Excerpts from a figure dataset
■ ■ ■ ■

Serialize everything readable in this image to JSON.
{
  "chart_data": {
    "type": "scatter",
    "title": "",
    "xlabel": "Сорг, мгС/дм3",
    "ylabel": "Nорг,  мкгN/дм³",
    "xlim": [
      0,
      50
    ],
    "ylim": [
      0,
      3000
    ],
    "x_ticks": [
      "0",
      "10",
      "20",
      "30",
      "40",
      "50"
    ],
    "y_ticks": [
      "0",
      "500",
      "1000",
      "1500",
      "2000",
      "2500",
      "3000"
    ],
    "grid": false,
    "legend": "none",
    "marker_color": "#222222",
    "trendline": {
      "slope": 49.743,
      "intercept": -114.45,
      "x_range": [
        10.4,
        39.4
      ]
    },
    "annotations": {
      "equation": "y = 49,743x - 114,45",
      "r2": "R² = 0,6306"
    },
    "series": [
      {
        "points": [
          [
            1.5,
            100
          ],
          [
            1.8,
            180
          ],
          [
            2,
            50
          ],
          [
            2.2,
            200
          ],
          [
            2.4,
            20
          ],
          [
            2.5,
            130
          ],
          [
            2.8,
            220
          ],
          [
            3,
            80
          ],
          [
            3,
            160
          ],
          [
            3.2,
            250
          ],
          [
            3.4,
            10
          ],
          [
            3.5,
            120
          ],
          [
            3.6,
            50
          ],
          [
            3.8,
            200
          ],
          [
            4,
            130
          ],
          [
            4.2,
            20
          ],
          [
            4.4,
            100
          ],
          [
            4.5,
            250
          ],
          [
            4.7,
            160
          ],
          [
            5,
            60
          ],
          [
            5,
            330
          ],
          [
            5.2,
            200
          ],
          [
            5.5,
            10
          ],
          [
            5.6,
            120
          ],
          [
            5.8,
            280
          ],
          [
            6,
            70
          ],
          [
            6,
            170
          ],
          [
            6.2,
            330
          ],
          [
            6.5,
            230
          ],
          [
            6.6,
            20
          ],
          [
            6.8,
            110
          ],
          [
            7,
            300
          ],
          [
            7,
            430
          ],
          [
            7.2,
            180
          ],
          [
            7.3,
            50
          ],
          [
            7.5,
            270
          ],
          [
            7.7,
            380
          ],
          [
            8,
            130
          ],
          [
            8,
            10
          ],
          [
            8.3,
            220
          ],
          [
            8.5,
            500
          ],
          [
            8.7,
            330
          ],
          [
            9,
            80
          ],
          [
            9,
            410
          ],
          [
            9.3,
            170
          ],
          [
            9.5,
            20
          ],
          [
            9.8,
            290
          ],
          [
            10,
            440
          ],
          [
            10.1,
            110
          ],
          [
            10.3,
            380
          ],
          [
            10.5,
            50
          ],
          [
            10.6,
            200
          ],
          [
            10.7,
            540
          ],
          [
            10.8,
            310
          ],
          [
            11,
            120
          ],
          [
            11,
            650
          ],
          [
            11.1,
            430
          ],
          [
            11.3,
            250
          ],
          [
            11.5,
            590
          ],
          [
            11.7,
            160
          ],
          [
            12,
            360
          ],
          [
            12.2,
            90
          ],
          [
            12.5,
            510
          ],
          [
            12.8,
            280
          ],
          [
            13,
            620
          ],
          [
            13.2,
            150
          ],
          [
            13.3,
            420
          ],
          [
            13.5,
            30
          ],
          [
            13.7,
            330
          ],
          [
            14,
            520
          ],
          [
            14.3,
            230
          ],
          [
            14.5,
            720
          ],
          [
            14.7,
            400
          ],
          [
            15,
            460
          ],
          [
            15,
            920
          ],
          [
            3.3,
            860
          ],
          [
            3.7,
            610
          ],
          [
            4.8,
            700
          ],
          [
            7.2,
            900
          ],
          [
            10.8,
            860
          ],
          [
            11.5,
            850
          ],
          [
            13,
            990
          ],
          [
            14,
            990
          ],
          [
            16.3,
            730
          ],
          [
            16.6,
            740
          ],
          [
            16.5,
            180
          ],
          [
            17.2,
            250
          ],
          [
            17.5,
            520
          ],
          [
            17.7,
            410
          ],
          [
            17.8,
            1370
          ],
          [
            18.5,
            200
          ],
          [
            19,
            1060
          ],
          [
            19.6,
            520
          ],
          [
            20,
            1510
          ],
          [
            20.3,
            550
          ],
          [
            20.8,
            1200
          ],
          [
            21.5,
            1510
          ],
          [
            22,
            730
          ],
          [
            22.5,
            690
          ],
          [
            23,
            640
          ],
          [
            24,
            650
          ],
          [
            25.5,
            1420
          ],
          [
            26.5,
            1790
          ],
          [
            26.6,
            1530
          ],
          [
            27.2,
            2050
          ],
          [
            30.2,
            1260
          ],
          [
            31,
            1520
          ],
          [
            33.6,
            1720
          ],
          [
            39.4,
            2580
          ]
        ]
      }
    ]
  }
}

■ ■ ■ ■

▶ **WORK TO BE COMPLETED**:
Repeat the material from above exactly, word for word.

▶ **RIGHT ANSWER**:
Serialize everything readable in this image to JSON.
{
  "chart_data": {
    "type": "scatter",
    "title": "",
    "xlabel": "Сорг, мгС/дм3",
    "ylabel": "Nорг,  мкгN/дм³",
    "xlim": [
      0,
      50
    ],
    "ylim": [
      0,
      3000
    ],
    "x_ticks": [
      "0",
      "10",
      "20",
      "30",
      "40",
      "50"
    ],
    "y_ticks": [
      "0",
      "500",
      "1000",
      "1500",
      "2000",
      "2500",
      "3000"
    ],
    "grid": false,
    "legend": "none",
    "marker_color": "#222222",
    "trendline": {
      "slope": 49.743,
      "intercept": -114.45,
      "x_range": [
        10.4,
        39.4
      ]
    },
    "annotations": {
      "equation": "y = 49,743x - 114,45",
      "r2": "R² = 0,6306"
    },
    "series": [
      {
        "points": [
          [
            1.5,
            100
          ],
          [
            1.8,
            180
          ],
          [
            2,
            50
          ],
          [
            2.2,
            200
          ],
          [
            2.4,
            20
          ],
          [
            2.5,
            130
          ],
          [
            2.8,
            220
          ],
          [
            3,
            80
          ],
          [
            3,
            160
          ],
          [
            3.2,
            250
          ],
          [
            3.4,
            10
          ],
          [
            3.5,
            120
          ],
          [
            3.6,
            50
          ],
          [
            3.8,
            200
          ],
          [
            4,
            130
          ],
          [
            4.2,
            20
          ],
          [
            4.4,
            100
          ],
          [
            4.5,
            250
          ],
          [
            4.7,
            160
          ],
          [
            5,
            60
          ],
          [
            5,
            330
          ],
          [
            5.2,
            200
          ],
          [
            5.5,
            10
          ],
          [
            5.6,
            120
          ],
          [
            5.8,
            280
          ],
          [
            6,
            70
          ],
          [
            6,
            170
          ],
          [
            6.2,
            330
          ],
          [
            6.5,
            230
          ],
          [
            6.6,
            20
          ],
          [
            6.8,
            110
          ],
          [
            7,
            300
          ],
          [
            7,
            430
          ],
          [
            7.2,
            180
          ],
          [
            7.3,
            50
          ],
          [
            7.5,
            270
          ],
          [
            7.7,
            380
          ],
          [
            8,
            130
          ],
          [
            8,
            10
          ],
          [
            8.3,
            220
          ],
          [
            8.5,
            500
          ],
          [
            8.7,
            330
          ],
          [
            9,
            80
          ],
          [
            9,
            410
          ],
          [
            9.3,
            170
          ],
          [
            9.5,
            20
          ],
          [
            9.8,
            290
          ],
          [
            10,
            440
          ],
          [
            10.1,
            110
          ],
          [
            10.3,
            380
          ],
          [
            10.5,
            50
          ],
          [
            10.6,
            200
          ],
          [
            10.7,
            540
          ],
          [
            10.8,
            310
          ],
          [
            11,
            120
          ],
          [
            11,
            650
          ],
          [
            11.1,
            430
          ],
          [
            11.3,
            250
          ],
          [
            11.5,
            590
          ],
          [
            11.7,
            160
          ],
          [
            12,
            360
          ],
          [
            12.2,
            90
          ],
          [
            12.5,
            510
          ],
          [
            12.8,
            280
          ],
          [
            13,
            620
          ],
          [
            13.2,
            150
          ],
          [
            13.3,
            420
          ],
          [
            13.5,
            30
          ],
          [
            13.7,
            330
          ],
          [
            14,
            520
          ],
          [
            14.3,
            230
          ],
          [
            14.5,
            720
          ],
          [
            14.7,
            400
          ],
          [
            15,
            460
          ],
          [
            15,
            920
          ],
          [
            3.3,
            860
          ],
          [
            3.7,
            610
          ],
          [
            4.8,
            700
          ],
          [
            7.2,
            900
          ],
          [
            10.8,
            860
          ],
          [
            11.5,
            850
          ],
          [
            13,
            990
          ],
          [
            14,
            990
          ],
          [
            16.3,
            730
          ],
          [
            16.6,
            740
          ],
          [
            16.5,
            180
          ],
          [
            17.2,
            250
          ],
          [
            17.5,
            520
          ],
          [
            17.7,
            410
          ],
          [
            17.8,
            1370
          ],
          [
            18.5,
            200
          ],
          [
            19,
            1060
          ],
          [
            19.6,
            520
          ],
          [
            20,
            1510
          ],
          [
            20.3,
            550
          ],
          [
            20.8,
            1200
          ],
          [
            21.5,
            1510
          ],
          [
            22,
            730
          ],
          [
            22.5,
            690
          ],
          [
            23,
            640
          ],
          [
            24,
            650
          ],
          [
            25.5,
            1420
          ],
          [
            26.5,
            1790
          ],
          [
            26.6,
            1530
          ],
          [
            27.2,
            2050
          ],
          [
            30.2,
            1260
          ],
          [
            31,
            1520
          ],
          [
            33.6,
            1720
          ],
          [
            39.4,
            2580
          ]
        ]
      }
    ]
  }
}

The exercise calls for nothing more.